Find "Output a JSON" in the data, then restate the line it sits in and every later line word for word, ending with the last line.

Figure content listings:
* BEGIN *

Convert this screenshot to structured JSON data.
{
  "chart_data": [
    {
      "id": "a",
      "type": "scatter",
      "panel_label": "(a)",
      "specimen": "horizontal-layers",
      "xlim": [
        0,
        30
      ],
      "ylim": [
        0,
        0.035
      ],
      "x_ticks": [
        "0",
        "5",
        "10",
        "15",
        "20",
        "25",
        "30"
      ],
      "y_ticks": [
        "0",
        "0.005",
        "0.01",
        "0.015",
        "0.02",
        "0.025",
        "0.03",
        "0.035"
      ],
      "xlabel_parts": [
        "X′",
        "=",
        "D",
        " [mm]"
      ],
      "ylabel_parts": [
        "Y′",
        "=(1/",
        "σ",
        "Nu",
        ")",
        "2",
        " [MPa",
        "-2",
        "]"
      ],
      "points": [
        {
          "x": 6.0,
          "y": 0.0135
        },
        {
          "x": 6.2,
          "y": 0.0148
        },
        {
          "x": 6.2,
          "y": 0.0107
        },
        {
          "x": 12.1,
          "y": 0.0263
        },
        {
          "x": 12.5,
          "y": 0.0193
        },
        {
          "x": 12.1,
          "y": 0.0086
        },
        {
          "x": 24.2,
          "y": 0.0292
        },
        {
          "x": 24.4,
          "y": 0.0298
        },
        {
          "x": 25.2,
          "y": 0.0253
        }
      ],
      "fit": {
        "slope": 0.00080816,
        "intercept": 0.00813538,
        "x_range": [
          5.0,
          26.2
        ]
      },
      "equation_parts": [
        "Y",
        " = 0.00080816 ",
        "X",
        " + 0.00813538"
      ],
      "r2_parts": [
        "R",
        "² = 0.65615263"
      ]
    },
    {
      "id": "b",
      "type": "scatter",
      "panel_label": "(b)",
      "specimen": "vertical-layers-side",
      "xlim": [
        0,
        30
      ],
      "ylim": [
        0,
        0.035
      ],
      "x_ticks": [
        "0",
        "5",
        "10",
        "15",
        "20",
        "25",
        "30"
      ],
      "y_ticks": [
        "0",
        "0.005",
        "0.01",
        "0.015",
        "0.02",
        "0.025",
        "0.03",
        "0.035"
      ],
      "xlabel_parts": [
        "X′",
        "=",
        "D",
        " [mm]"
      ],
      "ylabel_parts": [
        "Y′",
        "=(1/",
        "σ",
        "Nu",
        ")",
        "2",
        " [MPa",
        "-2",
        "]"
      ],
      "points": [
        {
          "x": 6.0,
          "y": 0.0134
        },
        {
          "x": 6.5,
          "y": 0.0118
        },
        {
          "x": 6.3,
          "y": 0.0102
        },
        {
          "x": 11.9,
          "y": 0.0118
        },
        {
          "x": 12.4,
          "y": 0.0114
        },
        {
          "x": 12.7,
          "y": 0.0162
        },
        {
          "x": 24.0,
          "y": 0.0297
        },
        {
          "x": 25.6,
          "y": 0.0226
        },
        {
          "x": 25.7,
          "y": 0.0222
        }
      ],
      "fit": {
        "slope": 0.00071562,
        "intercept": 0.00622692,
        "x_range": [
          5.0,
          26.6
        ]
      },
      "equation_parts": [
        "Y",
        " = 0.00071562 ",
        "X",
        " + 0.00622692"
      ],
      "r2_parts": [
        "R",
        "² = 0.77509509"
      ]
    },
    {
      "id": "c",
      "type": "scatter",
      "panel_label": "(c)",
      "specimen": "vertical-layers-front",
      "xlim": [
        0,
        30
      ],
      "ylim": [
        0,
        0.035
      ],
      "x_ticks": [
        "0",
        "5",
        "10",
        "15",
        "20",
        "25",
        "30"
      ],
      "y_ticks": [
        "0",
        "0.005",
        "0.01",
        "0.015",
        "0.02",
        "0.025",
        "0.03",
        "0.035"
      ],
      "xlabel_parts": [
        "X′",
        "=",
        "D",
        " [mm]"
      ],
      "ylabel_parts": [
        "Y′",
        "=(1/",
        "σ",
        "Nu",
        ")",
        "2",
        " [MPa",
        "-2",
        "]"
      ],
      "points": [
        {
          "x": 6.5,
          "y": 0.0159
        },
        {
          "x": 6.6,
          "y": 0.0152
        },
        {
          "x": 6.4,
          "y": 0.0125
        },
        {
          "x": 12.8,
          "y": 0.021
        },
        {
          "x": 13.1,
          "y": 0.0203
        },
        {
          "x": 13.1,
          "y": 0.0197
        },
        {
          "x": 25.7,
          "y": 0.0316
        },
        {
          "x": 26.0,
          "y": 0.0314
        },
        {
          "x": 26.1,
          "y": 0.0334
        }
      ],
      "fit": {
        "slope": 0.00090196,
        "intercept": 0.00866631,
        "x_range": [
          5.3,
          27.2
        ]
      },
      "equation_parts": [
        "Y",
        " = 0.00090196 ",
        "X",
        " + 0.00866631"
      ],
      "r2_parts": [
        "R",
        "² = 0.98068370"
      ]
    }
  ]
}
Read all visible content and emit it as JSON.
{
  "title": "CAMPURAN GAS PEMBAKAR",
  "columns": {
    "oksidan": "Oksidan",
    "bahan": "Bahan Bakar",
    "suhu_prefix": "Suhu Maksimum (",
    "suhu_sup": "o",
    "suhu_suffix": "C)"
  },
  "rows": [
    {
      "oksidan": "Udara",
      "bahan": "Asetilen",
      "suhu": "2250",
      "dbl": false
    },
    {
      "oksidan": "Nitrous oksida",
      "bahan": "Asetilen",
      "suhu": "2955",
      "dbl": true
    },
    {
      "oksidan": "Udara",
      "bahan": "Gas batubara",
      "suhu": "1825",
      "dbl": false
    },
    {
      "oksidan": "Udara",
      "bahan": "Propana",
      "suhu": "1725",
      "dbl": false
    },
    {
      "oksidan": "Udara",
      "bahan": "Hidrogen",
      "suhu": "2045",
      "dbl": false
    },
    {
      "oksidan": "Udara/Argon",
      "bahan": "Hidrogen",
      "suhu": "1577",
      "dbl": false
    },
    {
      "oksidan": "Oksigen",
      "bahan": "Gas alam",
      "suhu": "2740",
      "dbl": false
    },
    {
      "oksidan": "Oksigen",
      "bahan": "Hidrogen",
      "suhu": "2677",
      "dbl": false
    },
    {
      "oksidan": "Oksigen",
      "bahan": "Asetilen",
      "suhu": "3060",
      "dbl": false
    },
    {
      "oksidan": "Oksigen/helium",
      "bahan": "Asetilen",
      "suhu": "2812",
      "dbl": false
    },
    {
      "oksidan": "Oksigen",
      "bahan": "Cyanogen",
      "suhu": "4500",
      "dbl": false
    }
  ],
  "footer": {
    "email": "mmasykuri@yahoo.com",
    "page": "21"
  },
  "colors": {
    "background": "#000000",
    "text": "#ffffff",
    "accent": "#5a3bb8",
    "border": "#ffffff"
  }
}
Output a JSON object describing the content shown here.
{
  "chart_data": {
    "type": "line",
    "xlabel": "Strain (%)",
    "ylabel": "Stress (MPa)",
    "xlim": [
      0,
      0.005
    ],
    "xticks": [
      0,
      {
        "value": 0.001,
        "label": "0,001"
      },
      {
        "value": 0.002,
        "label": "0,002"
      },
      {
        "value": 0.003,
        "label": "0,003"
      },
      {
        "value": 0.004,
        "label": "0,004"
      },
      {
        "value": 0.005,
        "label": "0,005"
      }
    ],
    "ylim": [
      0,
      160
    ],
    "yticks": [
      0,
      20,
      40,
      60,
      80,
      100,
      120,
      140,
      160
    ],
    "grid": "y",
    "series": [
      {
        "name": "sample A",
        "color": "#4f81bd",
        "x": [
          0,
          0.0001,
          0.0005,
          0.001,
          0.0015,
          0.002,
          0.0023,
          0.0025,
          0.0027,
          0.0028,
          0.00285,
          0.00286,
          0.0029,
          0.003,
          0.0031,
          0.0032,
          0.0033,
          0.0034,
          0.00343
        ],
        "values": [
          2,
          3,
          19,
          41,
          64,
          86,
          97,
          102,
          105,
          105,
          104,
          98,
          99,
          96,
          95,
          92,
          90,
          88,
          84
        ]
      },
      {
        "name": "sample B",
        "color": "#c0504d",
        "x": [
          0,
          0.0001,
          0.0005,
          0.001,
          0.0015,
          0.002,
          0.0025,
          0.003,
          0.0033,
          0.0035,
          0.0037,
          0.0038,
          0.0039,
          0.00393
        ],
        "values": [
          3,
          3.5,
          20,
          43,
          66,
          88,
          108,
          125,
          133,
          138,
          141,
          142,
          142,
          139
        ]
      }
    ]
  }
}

* END *

## [Solved exercise]
Output a JSON object describing the content shown here.
{
  "chart_data": {
    "type": "line",
    "xlabel": "Strain (%)",
    "ylabel": "Stress (MPa)",
    "xlim": [
      0,
      0.005
    ],
    "xticks": [
      0,
      {
        "value": 0.001,
        "label": "0,001"
      },
      {
        "value": 0.002,
        "label": "0,002"
      },
      {
        "value": 0.003,
        "label": "0,003"
      },
      {
        "value": 0.004,
        "label": "0,004"
      },
      {
        "value": 0.005,
        "label": "0,005"
      }
    ],
    "ylim": [
      0,
      160
    ],
    "yticks": [
      0,
      20,
      40,
      60,
      80,
      100,
      120,
      140,
      160
    ],
    "grid": "y",
    "series": [
      {
        "name": "sample A",
        "color": "#4f81bd",
        "x": [
          0,
          0.0001,
          0.0005,
          0.001,
          0.0015,
          0.002,
          0.0023,
          0.0025,
          0.0027,
          0.0028,
          0.00285,
          0.00286,
          0.0029,
          0.003,
          0.0031,
          0.0032,
          0.0033,
          0.0034,
          0.00343
        ],
        "values": [
          2,
          3,
          19,
          41,
          64,
          86,
          97,
          102,
          105,
          105,
          104,
          98,
          99,
          96,
          95,
          92,
          90,
          88,
          84
        ]
      },
      {
        "name": "sample B",
        "color": "#c0504d",
        "x": [
          0,
          0.0001,
          0.0005,
          0.001,
          0.0015,
          0.002,
          0.0025,
          0.003,
          0.0033,
          0.0035,
          0.0037,
          0.0038,
          0.0039,
          0.00393
        ],
        "values": [
          3,
          3.5,
          20,
          43,
          66,
          88,
          108,
          125,
          133,
          138,
          141,
          142,
          142,
          139
        ]
      }
    ]
  }
}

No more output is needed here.